## Written request
Edit the entries below by changing "Tabelle2" to "Tabelle3" wherever it occurs, leaving everything else as it is.

[Boxed element entries]
- - -
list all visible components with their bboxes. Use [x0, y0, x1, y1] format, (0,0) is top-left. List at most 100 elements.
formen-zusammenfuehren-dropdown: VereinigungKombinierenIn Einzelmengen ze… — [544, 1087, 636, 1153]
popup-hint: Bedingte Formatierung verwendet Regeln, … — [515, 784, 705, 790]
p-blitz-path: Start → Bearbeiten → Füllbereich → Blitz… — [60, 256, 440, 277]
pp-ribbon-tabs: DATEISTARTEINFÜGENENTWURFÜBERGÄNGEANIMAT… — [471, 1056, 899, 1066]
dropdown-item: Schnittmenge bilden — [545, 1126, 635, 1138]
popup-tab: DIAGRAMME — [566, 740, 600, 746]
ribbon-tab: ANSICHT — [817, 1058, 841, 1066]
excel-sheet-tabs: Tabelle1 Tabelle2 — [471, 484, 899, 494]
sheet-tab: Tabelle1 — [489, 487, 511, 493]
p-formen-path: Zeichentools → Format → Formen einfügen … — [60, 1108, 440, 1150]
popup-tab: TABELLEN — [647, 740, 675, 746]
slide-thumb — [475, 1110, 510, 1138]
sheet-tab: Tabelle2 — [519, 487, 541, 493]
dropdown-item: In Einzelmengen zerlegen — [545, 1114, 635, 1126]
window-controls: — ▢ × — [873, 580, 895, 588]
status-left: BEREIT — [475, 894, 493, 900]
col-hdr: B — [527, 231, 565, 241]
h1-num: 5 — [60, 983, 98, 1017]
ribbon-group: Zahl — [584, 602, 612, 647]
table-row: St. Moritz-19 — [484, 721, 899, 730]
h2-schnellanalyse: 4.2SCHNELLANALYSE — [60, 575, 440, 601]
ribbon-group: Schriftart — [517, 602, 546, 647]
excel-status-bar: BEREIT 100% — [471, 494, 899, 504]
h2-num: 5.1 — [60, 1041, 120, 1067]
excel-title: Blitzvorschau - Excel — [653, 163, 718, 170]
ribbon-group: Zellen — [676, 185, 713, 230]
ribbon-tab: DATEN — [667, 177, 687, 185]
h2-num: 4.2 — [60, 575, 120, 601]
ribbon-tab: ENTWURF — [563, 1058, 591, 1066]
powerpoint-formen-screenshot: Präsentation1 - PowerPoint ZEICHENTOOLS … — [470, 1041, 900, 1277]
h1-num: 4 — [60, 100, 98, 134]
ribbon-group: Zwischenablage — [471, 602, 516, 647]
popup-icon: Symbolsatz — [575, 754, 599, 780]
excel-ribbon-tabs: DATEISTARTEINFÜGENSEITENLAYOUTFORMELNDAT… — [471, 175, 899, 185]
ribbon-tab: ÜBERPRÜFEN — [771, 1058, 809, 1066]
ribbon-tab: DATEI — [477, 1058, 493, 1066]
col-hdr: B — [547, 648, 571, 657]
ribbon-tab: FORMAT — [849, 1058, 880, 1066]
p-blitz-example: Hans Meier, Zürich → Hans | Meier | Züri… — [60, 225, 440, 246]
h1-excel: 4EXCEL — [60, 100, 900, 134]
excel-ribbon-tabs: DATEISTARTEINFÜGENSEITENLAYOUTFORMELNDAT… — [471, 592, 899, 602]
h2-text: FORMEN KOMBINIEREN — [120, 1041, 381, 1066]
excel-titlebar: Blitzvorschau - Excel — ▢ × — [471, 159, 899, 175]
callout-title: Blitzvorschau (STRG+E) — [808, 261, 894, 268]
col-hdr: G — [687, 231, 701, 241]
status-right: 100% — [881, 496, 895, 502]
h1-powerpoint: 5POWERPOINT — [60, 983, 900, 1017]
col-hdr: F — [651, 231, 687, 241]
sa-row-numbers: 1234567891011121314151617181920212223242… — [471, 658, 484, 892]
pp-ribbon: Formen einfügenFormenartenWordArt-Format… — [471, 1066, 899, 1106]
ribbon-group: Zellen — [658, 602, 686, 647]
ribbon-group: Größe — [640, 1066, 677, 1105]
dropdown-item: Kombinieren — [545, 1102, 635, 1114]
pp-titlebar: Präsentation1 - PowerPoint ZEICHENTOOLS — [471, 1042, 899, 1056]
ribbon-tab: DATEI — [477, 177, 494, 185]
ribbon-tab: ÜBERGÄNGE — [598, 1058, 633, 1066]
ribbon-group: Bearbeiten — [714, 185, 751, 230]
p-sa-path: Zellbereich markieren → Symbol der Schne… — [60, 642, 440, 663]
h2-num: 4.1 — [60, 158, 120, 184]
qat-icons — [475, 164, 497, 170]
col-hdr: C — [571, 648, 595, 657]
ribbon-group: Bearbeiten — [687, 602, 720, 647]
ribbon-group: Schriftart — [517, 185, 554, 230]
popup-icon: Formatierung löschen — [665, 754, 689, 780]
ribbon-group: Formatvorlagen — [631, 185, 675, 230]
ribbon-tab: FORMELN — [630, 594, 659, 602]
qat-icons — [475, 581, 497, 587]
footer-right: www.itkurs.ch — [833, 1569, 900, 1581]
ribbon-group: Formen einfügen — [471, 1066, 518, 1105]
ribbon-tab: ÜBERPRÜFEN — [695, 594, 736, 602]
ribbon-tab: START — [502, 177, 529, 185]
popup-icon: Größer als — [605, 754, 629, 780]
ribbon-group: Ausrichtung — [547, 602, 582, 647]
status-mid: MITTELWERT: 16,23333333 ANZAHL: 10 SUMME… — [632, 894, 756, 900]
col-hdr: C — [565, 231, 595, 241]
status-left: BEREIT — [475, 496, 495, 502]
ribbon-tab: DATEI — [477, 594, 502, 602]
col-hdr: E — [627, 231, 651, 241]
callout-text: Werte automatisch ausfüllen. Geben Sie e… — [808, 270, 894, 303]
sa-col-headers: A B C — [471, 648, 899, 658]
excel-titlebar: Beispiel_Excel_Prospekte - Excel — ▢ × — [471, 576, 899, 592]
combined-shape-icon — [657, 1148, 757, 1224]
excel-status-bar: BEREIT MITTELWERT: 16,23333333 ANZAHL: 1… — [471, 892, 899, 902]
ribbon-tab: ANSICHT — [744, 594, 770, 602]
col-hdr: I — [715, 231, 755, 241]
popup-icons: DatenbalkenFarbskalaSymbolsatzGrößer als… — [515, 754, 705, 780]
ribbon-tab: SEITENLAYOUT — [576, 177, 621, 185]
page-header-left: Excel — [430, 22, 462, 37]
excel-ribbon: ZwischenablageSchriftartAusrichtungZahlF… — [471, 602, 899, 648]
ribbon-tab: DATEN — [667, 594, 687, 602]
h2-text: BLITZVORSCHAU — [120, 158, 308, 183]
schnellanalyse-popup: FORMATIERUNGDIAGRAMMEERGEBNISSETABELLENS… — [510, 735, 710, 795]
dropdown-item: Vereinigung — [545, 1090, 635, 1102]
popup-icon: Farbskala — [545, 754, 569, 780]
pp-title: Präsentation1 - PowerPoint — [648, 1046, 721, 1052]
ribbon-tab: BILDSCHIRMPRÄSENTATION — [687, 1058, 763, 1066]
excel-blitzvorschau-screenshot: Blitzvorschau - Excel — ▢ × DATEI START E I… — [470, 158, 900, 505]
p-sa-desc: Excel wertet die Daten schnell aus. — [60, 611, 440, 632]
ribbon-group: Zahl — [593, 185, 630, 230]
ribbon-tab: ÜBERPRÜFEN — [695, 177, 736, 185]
- - -
## The completed task
list all visible components with their bboxes. Use [x0, y0, x1, y1] format, (0,0) is top-left. List at most 100 elements.
formen-zusammenfuehren-dropdown: VereinigungKombinierenIn Einzelmengen ze… — [544, 1087, 636, 1153]
popup-hint: Bedingte Formatierung verwendet Regeln, … — [515, 784, 705, 790]
p-blitz-path: Start → Bearbeiten → Füllbereich → Blitz… — [60, 256, 440, 277]
pp-ribbon-tabs: DATEISTARTEINFÜGENENTWURFÜBERGÄNGEANIMAT… — [471, 1056, 899, 1066]
dropdown-item: Schnittmenge bilden — [545, 1126, 635, 1138]
popup-tab: DIAGRAMME — [566, 740, 600, 746]
ribbon-tab: ANSICHT — [817, 1058, 841, 1066]
excel-sheet-tabs: Tabelle1 Tabelle3 — [471, 484, 899, 494]
sheet-tab: Tabelle1 — [489, 487, 511, 493]
p-formen-path: Zeichentools → Format → Formen einfügen … — [60, 1108, 440, 1150]
popup-tab: TABELLEN — [647, 740, 675, 746]
slide-thumb — [475, 1110, 510, 1138]
sheet-tab: Tabelle3 — [519, 487, 541, 493]
dropdown-item: In Einzelmengen zerlegen — [545, 1114, 635, 1126]
window-controls: — ▢ × — [873, 580, 895, 588]
status-left: BEREIT — [475, 894, 493, 900]
col-hdr: B — [527, 231, 565, 241]
h1-num: 5 — [60, 983, 98, 1017]
ribbon-group: Zahl — [584, 602, 612, 647]
table-row: St. Moritz-19 — [484, 721, 899, 730]
h2-schnellanalyse: 4.2SCHNELLANALYSE — [60, 575, 440, 601]
ribbon-group: Schriftart — [517, 602, 546, 647]
excel-status-bar: BEREIT 100% — [471, 494, 899, 504]
h2-num: 5.1 — [60, 1041, 120, 1067]
excel-title: Blitzvorschau - Excel — [653, 163, 718, 170]
ribbon-group: Zellen — [676, 185, 713, 230]
ribbon-tab: DATEN — [667, 177, 687, 185]
h2-num: 4.2 — [60, 575, 120, 601]
ribbon-tab: ENTWURF — [563, 1058, 591, 1066]
powerpoint-formen-screenshot: Präsentation1 - PowerPoint ZEICHENTOOLS … — [470, 1041, 900, 1277]
h1-num: 4 — [60, 100, 98, 134]
ribbon-group: Zwischenablage — [471, 602, 516, 647]
popup-icon: Symbolsatz — [575, 754, 599, 780]
excel-ribbon-tabs: DATEISTARTEINFÜGENSEITENLAYOUTFORMELNDAT… — [471, 175, 899, 185]
ribbon-tab: ÜBERPRÜFEN — [771, 1058, 809, 1066]
ribbon-tab: DATEI — [477, 1058, 493, 1066]
col-hdr: B — [547, 648, 571, 657]
ribbon-tab: FORMAT — [849, 1058, 880, 1066]
p-blitz-example: Hans Meier, Zürich → Hans | Meier | Züri… — [60, 225, 440, 246]
h1-excel: 4EXCEL — [60, 100, 900, 134]
excel-ribbon-tabs: DATEISTARTEINFÜGENSEITENLAYOUTFORMELNDAT… — [471, 592, 899, 602]
h2-text: FORMEN KOMBINIEREN — [120, 1041, 381, 1066]
excel-titlebar: Blitzvorschau - Excel — ▢ × — [471, 159, 899, 175]
callout-title: Blitzvorschau (STRG+E) — [808, 261, 894, 268]
col-hdr: G — [687, 231, 701, 241]
status-right: 100% — [881, 496, 895, 502]
h1-powerpoint: 5POWERPOINT — [60, 983, 900, 1017]
col-hdr: F — [651, 231, 687, 241]
sa-row-numbers: 1234567891011121314151617181920212223242… — [471, 658, 484, 892]
pp-ribbon: Formen einfügenFormenartenWordArt-Format… — [471, 1066, 899, 1106]
ribbon-group: Zellen — [658, 602, 686, 647]
ribbon-group: Größe — [640, 1066, 677, 1105]
dropdown-item: Kombinieren — [545, 1102, 635, 1114]
pp-titlebar: Präsentation1 - PowerPoint ZEICHENTOOLS — [471, 1042, 899, 1056]
ribbon-tab: DATEI — [477, 177, 494, 185]
ribbon-tab: ÜBERGÄNGE — [598, 1058, 633, 1066]
ribbon-group: Bearbeiten — [714, 185, 751, 230]
p-sa-path: Zellbereich markieren → Symbol der Schne… — [60, 642, 440, 663]
h2-num: 4.1 — [60, 158, 120, 184]
qat-icons — [475, 164, 497, 170]
col-hdr: C — [571, 648, 595, 657]
ribbon-group: Bearbeiten — [687, 602, 720, 647]
ribbon-group: Schriftart — [517, 185, 554, 230]
popup-icon: Formatierung löschen — [665, 754, 689, 780]
ribbon-group: Formatvorlagen — [631, 185, 675, 230]
ribbon-tab: FORMELN — [630, 594, 659, 602]
qat-icons — [475, 581, 497, 587]
footer-right: www.itkurs.ch — [833, 1569, 900, 1581]
ribbon-group: Formen einfügen — [471, 1066, 518, 1105]
ribbon-tab: ÜBERPRÜFEN — [695, 594, 736, 602]
ribbon-tab: START — [502, 177, 529, 185]
popup-icon: Größer als — [605, 754, 629, 780]
ribbon-group: Ausrichtung — [547, 602, 582, 647]
status-mid: MITTELWERT: 16,23333333 ANZAHL: 10 SUMME… — [632, 894, 756, 900]
col-hdr: C — [565, 231, 595, 241]
status-left: BEREIT — [475, 496, 495, 502]
ribbon-tab: DATEI — [477, 594, 502, 602]
col-hdr: E — [627, 231, 651, 241]
callout-text: Werte automatisch ausfüllen. Geben Sie e… — [808, 270, 894, 303]
sa-col-headers: A B C — [471, 648, 899, 658]
excel-titlebar: Beispiel_Excel_Prospekte - Excel — ▢ × — [471, 576, 899, 592]
combined-shape-icon — [657, 1148, 757, 1224]
excel-status-bar: BEREIT MITTELWERT: 16,23333333 ANZAHL: 1… — [471, 892, 899, 902]
ribbon-tab: ANSICHT — [744, 594, 770, 602]
col-hdr: I — [715, 231, 755, 241]
popup-icons: DatenbalkenFarbskalaSymbolsatzGrößer als… — [515, 754, 705, 780]
ribbon-tab: SEITENLAYOUT — [576, 177, 621, 185]
page-header-left: Excel — [430, 22, 462, 37]
excel-ribbon: ZwischenablageSchriftartAusrichtungZahlF… — [471, 602, 899, 648]
ribbon-tab: DATEN — [667, 594, 687, 602]
h2-text: BLITZVORSCHAU — [120, 158, 308, 183]
schnellanalyse-popup: FORMATIERUNGDIAGRAMMEERGEBNISSETABELLENS… — [510, 735, 710, 795]
dropdown-item: Vereinigung — [545, 1090, 635, 1102]
popup-icon: Farbskala — [545, 754, 569, 780]
pp-title: Präsentation1 - PowerPoint — [648, 1046, 721, 1052]
ribbon-tab: BILDSCHIRMPRÄSENTATION — [687, 1058, 763, 1066]
excel-blitzvorschau-screenshot: Blitzvorschau - Excel — ▢ × DATEI START E I… — [470, 158, 900, 505]
p-sa-desc: Excel wertet die Daten schnell aus. — [60, 611, 440, 632]
ribbon-group: Zahl — [593, 185, 630, 230]
ribbon-tab: ÜBERPRÜFEN — [695, 177, 736, 185]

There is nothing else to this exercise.